Directions for this task: Identify the lines holding "text" and copy them.

>> start

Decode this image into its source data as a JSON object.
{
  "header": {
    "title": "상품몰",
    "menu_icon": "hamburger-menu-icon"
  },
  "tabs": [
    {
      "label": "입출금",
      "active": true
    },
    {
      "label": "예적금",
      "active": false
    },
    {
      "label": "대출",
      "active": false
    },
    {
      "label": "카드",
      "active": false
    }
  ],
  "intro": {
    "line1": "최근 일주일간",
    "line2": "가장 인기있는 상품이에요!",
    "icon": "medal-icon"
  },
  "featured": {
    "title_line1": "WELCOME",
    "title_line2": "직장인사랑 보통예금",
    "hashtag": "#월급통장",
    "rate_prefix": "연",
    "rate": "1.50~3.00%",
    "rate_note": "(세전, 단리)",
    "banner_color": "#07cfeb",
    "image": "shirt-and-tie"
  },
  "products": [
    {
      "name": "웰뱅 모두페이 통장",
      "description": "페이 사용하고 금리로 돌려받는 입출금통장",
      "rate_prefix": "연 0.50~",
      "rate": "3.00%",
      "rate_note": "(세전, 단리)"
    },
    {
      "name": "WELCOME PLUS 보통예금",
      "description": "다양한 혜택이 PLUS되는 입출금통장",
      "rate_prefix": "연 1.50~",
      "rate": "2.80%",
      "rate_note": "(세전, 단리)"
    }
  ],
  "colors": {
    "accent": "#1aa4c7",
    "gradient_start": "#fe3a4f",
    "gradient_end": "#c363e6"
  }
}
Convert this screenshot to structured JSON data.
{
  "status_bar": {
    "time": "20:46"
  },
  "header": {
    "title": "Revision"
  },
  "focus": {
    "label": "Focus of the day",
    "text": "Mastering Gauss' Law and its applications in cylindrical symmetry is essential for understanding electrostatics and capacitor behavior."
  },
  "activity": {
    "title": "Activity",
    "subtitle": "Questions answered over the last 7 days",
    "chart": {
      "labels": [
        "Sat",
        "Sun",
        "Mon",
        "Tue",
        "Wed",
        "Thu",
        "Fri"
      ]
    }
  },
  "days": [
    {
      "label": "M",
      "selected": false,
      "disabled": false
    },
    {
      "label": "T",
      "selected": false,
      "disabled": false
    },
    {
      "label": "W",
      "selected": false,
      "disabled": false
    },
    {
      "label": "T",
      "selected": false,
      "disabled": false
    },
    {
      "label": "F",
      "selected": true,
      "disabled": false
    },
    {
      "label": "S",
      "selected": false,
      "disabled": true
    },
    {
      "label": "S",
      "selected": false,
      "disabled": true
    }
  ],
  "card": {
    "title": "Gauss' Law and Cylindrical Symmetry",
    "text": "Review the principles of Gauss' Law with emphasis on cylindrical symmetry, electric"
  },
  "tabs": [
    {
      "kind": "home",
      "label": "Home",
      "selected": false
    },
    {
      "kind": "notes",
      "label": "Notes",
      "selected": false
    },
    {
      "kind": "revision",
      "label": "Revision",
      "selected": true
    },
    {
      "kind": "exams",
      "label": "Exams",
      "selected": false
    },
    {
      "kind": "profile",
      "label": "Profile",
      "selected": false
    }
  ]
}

>> end

Correct response:
    "text": "Mastering Gauss' Law and its applications in cylindrical symmetry is essential for understanding electrostatics and capacitor behavior."
    "text": "Review the principles of Gauss' Law with emphasis on cylindrical symmetry, electric"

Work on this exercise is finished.